**TASK REQUIREMENTS:** Pull out every line below that holds the word "美元兑瑞郎".

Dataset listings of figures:
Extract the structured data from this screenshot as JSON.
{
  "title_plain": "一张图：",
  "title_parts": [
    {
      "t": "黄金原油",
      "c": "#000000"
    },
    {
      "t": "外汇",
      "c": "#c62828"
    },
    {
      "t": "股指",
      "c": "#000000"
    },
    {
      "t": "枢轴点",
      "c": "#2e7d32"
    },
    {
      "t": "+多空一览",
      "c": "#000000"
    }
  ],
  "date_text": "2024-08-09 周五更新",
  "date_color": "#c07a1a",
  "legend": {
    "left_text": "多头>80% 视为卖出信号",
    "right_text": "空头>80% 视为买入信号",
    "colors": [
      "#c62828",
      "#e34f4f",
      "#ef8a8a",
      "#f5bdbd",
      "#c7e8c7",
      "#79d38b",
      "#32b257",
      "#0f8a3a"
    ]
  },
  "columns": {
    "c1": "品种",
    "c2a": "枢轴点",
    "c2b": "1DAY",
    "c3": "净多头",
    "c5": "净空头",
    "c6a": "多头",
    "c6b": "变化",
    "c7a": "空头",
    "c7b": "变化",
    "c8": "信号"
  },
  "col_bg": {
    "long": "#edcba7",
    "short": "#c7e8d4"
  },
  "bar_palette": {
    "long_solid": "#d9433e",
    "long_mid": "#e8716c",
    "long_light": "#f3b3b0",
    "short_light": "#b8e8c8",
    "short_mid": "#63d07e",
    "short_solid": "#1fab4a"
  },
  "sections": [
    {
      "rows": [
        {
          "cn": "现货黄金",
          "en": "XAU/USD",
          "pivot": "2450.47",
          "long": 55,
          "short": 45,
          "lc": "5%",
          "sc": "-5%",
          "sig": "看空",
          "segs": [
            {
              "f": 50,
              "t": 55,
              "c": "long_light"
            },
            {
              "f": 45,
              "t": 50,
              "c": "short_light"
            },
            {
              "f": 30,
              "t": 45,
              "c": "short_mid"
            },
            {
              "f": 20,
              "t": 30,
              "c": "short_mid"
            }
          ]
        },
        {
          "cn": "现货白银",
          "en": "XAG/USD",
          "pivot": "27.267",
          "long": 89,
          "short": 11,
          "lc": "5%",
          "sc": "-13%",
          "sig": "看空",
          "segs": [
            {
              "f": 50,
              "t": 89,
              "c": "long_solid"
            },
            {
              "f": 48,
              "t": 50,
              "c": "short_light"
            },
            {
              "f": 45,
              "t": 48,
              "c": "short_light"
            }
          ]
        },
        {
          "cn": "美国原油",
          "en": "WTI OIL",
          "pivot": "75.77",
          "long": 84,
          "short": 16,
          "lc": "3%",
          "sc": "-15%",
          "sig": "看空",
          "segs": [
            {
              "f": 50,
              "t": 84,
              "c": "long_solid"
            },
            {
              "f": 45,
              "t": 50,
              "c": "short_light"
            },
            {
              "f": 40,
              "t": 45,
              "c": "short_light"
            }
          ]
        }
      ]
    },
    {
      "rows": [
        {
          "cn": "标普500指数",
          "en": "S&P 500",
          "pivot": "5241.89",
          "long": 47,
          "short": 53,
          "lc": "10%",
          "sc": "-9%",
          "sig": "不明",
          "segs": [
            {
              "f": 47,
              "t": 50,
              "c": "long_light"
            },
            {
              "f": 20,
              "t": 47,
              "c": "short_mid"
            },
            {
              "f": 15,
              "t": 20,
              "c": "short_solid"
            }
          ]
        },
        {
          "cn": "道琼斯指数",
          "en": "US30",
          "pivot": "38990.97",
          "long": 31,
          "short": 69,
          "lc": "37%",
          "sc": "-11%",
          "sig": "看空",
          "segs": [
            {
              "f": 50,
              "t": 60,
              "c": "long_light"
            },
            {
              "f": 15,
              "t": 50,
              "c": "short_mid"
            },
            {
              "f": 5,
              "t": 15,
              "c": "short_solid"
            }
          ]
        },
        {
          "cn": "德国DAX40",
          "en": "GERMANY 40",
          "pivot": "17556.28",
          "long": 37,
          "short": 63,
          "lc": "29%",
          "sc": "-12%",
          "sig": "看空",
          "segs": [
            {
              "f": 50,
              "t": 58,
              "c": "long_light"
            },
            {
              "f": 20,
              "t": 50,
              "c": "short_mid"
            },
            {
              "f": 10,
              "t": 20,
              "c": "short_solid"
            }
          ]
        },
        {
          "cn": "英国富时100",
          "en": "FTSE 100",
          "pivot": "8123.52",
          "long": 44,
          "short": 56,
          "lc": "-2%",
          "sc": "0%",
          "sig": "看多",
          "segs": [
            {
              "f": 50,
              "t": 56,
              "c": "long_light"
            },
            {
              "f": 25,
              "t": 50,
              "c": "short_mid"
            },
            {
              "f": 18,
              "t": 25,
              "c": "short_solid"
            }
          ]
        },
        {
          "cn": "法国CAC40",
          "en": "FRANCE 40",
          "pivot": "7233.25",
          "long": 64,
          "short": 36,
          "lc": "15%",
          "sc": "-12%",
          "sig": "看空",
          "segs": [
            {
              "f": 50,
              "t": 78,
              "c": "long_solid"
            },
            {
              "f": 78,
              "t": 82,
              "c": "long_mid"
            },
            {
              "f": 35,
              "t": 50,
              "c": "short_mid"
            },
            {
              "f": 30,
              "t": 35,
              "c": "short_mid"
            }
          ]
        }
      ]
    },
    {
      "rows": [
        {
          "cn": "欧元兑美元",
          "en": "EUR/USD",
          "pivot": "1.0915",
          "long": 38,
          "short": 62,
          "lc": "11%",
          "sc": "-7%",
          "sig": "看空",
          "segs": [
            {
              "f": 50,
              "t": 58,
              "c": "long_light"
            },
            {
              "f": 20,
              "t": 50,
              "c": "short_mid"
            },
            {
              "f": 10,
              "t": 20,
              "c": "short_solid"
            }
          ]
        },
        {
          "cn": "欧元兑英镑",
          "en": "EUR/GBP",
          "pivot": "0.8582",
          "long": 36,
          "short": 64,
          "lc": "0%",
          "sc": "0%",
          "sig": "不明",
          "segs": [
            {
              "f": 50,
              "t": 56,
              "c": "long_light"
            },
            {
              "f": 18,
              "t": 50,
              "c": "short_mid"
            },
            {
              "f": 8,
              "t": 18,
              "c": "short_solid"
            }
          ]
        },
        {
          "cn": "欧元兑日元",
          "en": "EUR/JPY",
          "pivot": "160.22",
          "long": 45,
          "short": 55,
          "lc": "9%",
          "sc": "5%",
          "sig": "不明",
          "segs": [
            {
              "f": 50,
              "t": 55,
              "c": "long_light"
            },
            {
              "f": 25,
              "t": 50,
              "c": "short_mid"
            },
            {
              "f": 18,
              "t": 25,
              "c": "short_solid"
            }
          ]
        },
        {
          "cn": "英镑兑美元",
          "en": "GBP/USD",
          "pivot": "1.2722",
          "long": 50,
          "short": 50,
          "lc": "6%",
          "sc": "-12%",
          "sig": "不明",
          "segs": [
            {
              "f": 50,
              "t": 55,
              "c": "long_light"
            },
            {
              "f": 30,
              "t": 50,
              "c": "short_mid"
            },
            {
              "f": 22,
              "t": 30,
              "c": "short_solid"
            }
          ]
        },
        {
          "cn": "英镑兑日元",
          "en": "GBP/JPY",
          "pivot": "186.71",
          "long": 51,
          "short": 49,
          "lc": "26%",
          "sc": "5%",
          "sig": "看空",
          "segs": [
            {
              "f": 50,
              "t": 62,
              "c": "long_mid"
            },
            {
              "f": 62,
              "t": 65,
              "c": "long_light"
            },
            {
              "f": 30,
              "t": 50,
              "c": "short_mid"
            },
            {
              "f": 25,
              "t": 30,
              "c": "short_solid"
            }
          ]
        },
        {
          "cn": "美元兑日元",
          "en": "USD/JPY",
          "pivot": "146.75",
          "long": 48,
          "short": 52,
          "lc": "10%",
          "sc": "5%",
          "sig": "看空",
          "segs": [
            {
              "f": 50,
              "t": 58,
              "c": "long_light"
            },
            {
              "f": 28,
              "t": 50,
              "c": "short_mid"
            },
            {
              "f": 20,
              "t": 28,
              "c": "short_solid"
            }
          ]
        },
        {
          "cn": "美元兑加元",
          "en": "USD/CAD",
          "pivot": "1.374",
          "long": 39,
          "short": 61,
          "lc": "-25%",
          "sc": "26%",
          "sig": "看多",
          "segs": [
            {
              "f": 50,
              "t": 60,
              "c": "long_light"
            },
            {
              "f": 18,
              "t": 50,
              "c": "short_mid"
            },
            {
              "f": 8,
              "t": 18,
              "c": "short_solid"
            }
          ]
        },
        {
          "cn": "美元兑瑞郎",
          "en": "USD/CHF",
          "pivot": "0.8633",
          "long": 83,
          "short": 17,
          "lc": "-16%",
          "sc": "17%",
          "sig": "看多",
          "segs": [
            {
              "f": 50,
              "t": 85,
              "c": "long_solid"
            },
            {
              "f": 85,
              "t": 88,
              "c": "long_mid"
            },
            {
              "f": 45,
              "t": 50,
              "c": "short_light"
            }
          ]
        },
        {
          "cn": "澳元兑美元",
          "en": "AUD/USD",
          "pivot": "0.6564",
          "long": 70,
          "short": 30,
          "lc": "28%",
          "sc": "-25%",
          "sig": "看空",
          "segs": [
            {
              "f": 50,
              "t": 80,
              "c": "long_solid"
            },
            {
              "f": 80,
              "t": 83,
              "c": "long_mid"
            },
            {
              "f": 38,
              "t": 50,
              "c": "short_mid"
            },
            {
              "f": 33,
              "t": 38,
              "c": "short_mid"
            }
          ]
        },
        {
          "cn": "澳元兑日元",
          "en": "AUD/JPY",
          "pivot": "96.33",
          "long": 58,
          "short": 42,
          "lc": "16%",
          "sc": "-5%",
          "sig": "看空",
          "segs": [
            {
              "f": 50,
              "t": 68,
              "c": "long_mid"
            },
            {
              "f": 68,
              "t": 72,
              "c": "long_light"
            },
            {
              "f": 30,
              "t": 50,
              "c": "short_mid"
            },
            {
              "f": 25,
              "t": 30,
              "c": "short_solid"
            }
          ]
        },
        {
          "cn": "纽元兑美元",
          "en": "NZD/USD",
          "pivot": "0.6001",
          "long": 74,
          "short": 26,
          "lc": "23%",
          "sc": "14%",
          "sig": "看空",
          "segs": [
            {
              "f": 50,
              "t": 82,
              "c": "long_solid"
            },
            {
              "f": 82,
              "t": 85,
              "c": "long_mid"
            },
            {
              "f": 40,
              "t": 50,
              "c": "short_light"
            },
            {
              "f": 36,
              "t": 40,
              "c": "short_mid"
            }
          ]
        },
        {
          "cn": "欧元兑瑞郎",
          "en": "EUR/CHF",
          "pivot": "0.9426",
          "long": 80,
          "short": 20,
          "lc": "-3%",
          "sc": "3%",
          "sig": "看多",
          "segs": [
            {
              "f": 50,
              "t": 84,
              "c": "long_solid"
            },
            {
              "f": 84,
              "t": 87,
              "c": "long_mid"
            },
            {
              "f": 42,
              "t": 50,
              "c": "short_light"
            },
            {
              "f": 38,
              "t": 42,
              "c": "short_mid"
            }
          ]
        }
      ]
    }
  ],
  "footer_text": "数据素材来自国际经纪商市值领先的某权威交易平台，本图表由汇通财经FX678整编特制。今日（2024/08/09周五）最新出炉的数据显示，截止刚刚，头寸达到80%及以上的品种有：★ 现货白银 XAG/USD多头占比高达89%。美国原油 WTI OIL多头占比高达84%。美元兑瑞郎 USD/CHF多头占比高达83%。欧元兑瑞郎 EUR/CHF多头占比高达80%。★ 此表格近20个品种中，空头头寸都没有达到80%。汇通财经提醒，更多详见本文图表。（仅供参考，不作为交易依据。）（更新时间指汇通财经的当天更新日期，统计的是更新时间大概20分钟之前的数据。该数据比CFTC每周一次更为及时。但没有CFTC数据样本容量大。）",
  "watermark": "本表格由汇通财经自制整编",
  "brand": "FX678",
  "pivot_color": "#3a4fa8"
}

**EXERCISE RESULT:**
          "cn": "美元兑瑞郎",
  "footer_text": "数据素材来自国际经纪商市值领先的某权威交易平台，本图表由汇通财经FX678整编特制。今日（2024/08/09周五）最新出炉的数据显示，截止刚刚，头寸达到80%及以上的品种有：★ 现货白银 XAG/USD多头占比高达89%。美国原油 WTI OIL多头占比高达84%。美元兑瑞郎 USD/CHF多头占比高达83%。欧元兑瑞郎 EUR/CHF多头占比高达80%。★ 此表格近20个品种中，空头头寸都没有达到80%。汇通财经提醒，更多详见本文图表。（仅供参考，不作为交易依据。）（更新时间指汇通财经的当天更新日期，统计的是更新时间大概20分钟之前的数据。该数据比CFTC每周一次更为及时。但没有CFTC数据样本容量大。）",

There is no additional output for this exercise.